## BEGIN

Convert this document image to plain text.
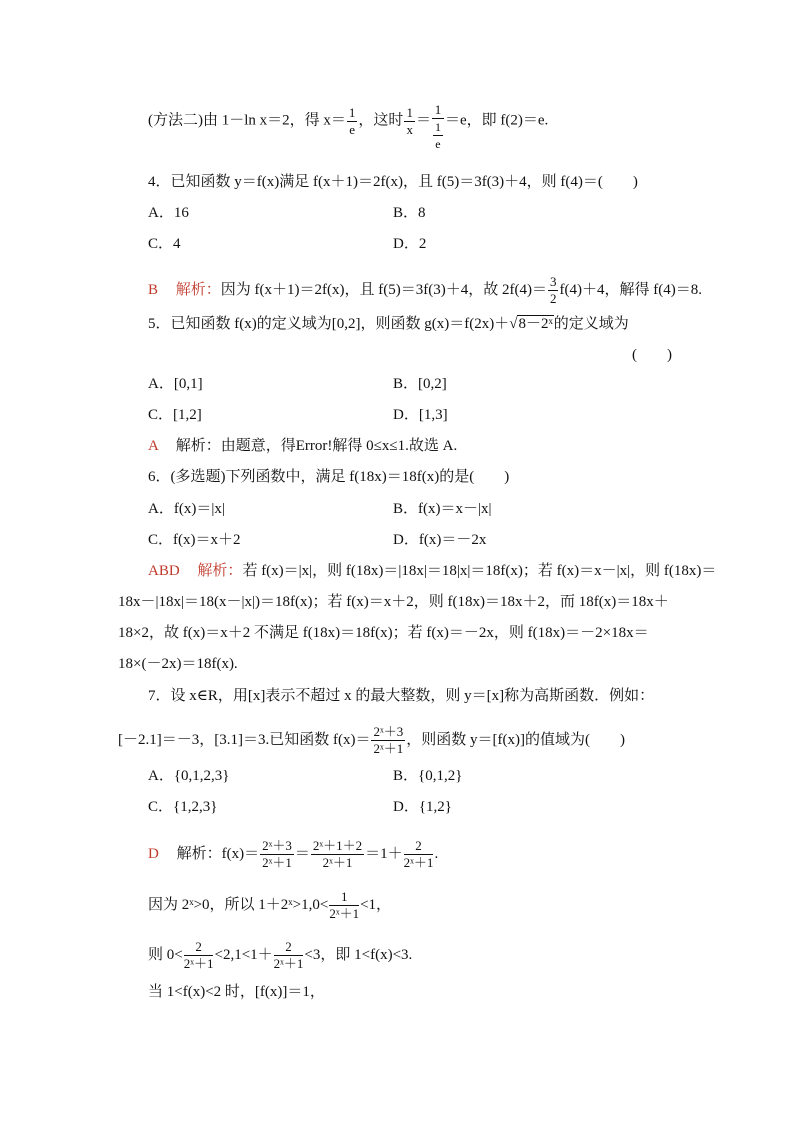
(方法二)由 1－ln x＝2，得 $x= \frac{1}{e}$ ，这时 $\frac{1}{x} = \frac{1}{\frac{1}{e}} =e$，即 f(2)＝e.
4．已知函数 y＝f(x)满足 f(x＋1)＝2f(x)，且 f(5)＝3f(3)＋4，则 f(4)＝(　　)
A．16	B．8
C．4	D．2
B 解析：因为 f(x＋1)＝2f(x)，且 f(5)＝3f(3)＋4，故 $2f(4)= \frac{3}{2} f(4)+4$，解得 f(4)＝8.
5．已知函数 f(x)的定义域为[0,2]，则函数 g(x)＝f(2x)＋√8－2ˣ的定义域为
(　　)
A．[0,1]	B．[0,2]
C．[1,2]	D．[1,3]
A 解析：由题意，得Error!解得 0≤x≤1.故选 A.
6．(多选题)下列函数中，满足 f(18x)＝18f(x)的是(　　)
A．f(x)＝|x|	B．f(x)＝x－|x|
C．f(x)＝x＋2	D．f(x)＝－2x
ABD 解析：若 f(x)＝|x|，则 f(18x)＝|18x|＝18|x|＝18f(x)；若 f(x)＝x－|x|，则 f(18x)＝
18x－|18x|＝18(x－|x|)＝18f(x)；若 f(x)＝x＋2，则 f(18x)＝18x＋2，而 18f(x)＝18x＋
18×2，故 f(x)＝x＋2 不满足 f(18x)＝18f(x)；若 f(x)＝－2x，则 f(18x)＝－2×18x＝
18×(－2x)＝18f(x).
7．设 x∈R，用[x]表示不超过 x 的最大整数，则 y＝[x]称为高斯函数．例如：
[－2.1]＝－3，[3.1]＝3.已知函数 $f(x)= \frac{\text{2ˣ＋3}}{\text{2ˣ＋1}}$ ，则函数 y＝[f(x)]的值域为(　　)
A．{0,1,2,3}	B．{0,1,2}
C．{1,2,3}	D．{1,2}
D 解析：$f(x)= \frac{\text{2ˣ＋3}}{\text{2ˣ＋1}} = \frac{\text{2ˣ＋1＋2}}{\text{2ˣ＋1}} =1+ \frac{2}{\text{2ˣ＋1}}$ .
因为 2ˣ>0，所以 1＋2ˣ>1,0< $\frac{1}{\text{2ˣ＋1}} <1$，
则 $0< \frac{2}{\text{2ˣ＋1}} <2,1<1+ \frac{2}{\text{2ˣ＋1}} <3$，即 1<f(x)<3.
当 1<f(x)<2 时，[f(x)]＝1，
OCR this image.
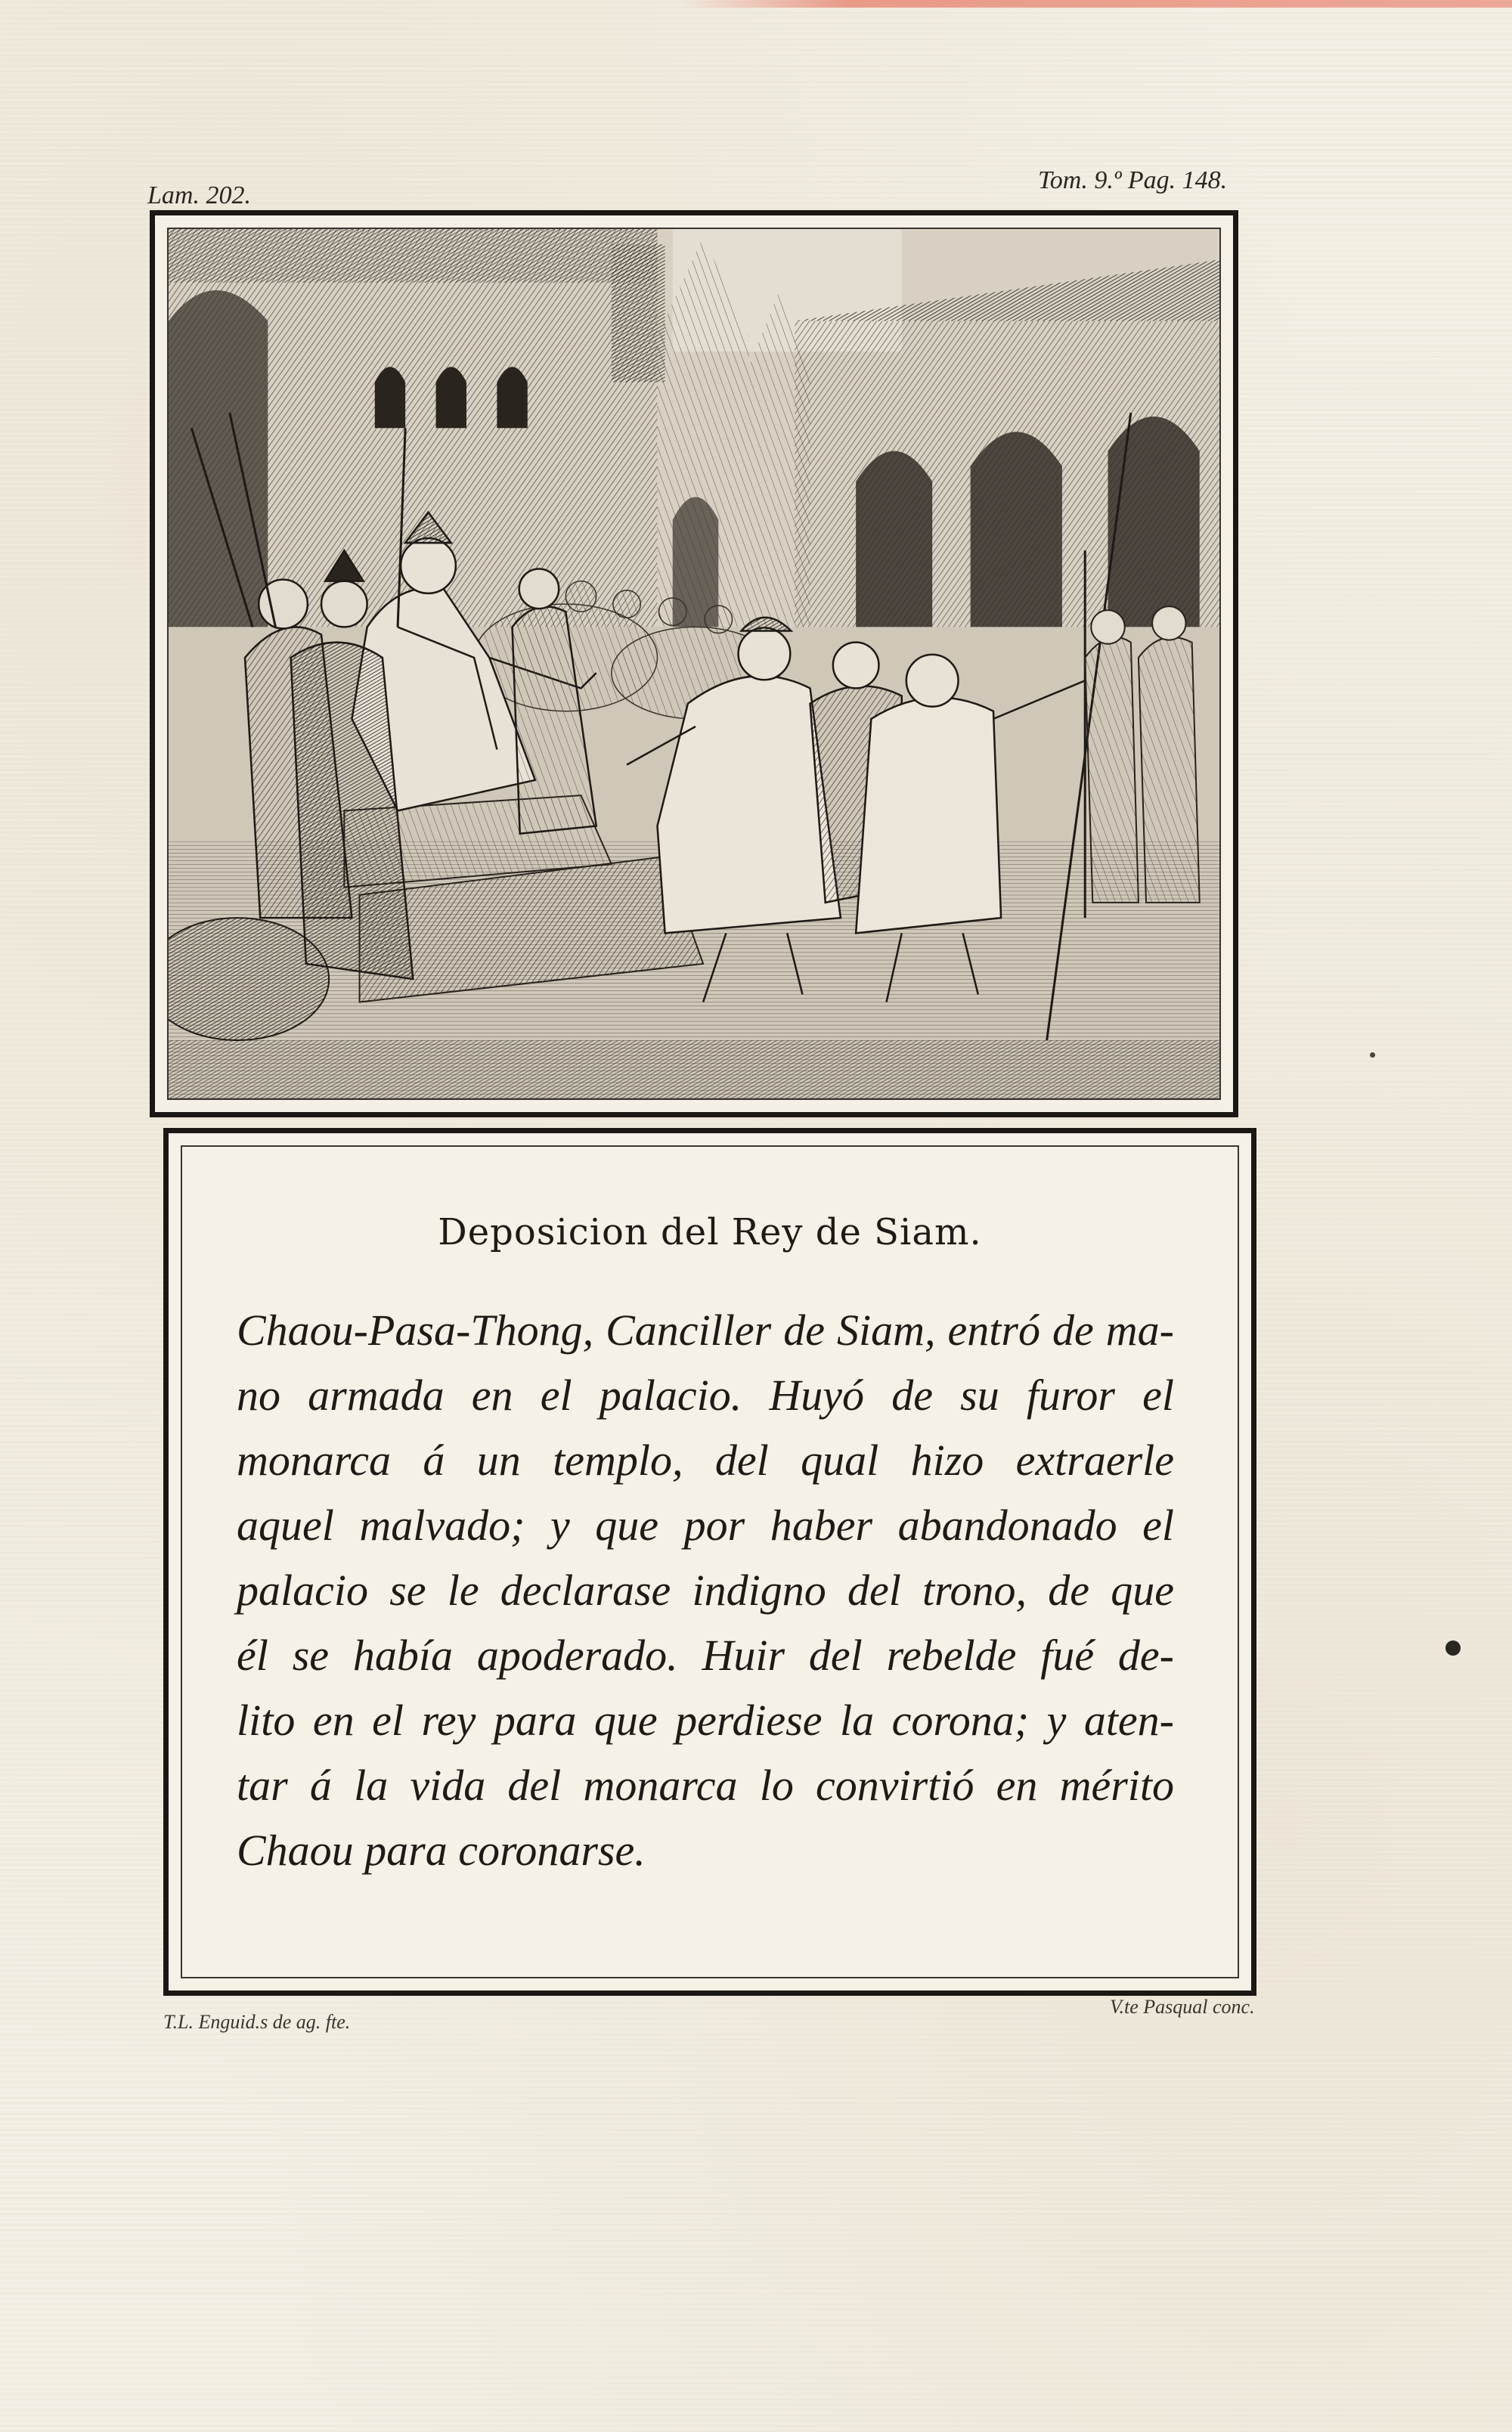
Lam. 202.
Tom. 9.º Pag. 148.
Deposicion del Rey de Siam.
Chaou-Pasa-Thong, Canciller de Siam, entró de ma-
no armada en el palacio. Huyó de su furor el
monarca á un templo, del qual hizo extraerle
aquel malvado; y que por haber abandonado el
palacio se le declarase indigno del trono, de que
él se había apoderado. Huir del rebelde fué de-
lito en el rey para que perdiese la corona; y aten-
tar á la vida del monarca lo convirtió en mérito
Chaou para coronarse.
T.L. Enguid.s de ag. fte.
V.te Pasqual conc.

## END

■ Task brief
Reproduce all entries exactly. Pictures do not belong in the copy.

■ Exercise response
Convert this document image to plain text.
(方法二)由 1－ln x＝2，得 $x= \frac{1}{e}$ ，这时 $\frac{1}{x} = \frac{1}{\frac{1}{e}} =e$，即 f(2)＝e.
4．已知函数 y＝f(x)满足 f(x＋1)＝2f(x)，且 f(5)＝3f(3)＋4，则 f(4)＝(　　)
A．16	B．8
C．4	D．2
B 解析：因为 f(x＋1)＝2f(x)，且 f(5)＝3f(3)＋4，故 $2f(4)= \frac{3}{2} f(4)+4$，解得 f(4)＝8.
5．已知函数 f(x)的定义域为[0,2]，则函数 g(x)＝f(2x)＋√8－2ˣ的定义域为
(　　)
A．[0,1]	B．[0,2]
C．[1,2]	D．[1,3]
A 解析：由题意，得Error!解得 0≤x≤1.故选 A.
6．(多选题)下列函数中，满足 f(18x)＝18f(x)的是(　　)
A．f(x)＝|x|	B．f(x)＝x－|x|
C．f(x)＝x＋2	D．f(x)＝－2x
ABD 解析：若 f(x)＝|x|，则 f(18x)＝|18x|＝18|x|＝18f(x)；若 f(x)＝x－|x|，则 f(18x)＝
18x－|18x|＝18(x－|x|)＝18f(x)；若 f(x)＝x＋2，则 f(18x)＝18x＋2，而 18f(x)＝18x＋
18×2，故 f(x)＝x＋2 不满足 f(18x)＝18f(x)；若 f(x)＝－2x，则 f(18x)＝－2×18x＝
18×(－2x)＝18f(x).
7．设 x∈R，用[x]表示不超过 x 的最大整数，则 y＝[x]称为高斯函数．例如：
[－2.1]＝－3，[3.1]＝3.已知函数 $f(x)= \frac{\text{2ˣ＋3}}{\text{2ˣ＋1}}$ ，则函数 y＝[f(x)]的值域为(　　)
A．{0,1,2,3}	B．{0,1,2}
C．{1,2,3}	D．{1,2}
D 解析：$f(x)= \frac{\text{2ˣ＋3}}{\text{2ˣ＋1}} = \frac{\text{2ˣ＋1＋2}}{\text{2ˣ＋1}} =1+ \frac{2}{\text{2ˣ＋1}}$ .
因为 2ˣ>0，所以 1＋2ˣ>1,0< $\frac{1}{\text{2ˣ＋1}} <1$，
则 $0< \frac{2}{\text{2ˣ＋1}} <2,1<1+ \frac{2}{\text{2ˣ＋1}} <3$，即 1<f(x)<3.
当 1<f(x)<2 时，[f(x)]＝1，
OCR this image.
Lam. 202.
Tom. 9.º Pag. 148.
Deposicion del Rey de Siam.
Chaou-Pasa-Thong, Canciller de Siam, entró de ma-
no armada en el palacio. Huyó de su furor el
monarca á un templo, del qual hizo extraerle
aquel malvado; y que por haber abandonado el
palacio se le declarase indigno del trono, de que
él se había apoderado. Huir del rebelde fué de-
lito en el rey para que perdiese la corona; y aten-
tar á la vida del monarca lo convirtió en mérito
Chaou para coronarse.
T.L. Enguid.s de ag. fte.
V.te Pasqual conc.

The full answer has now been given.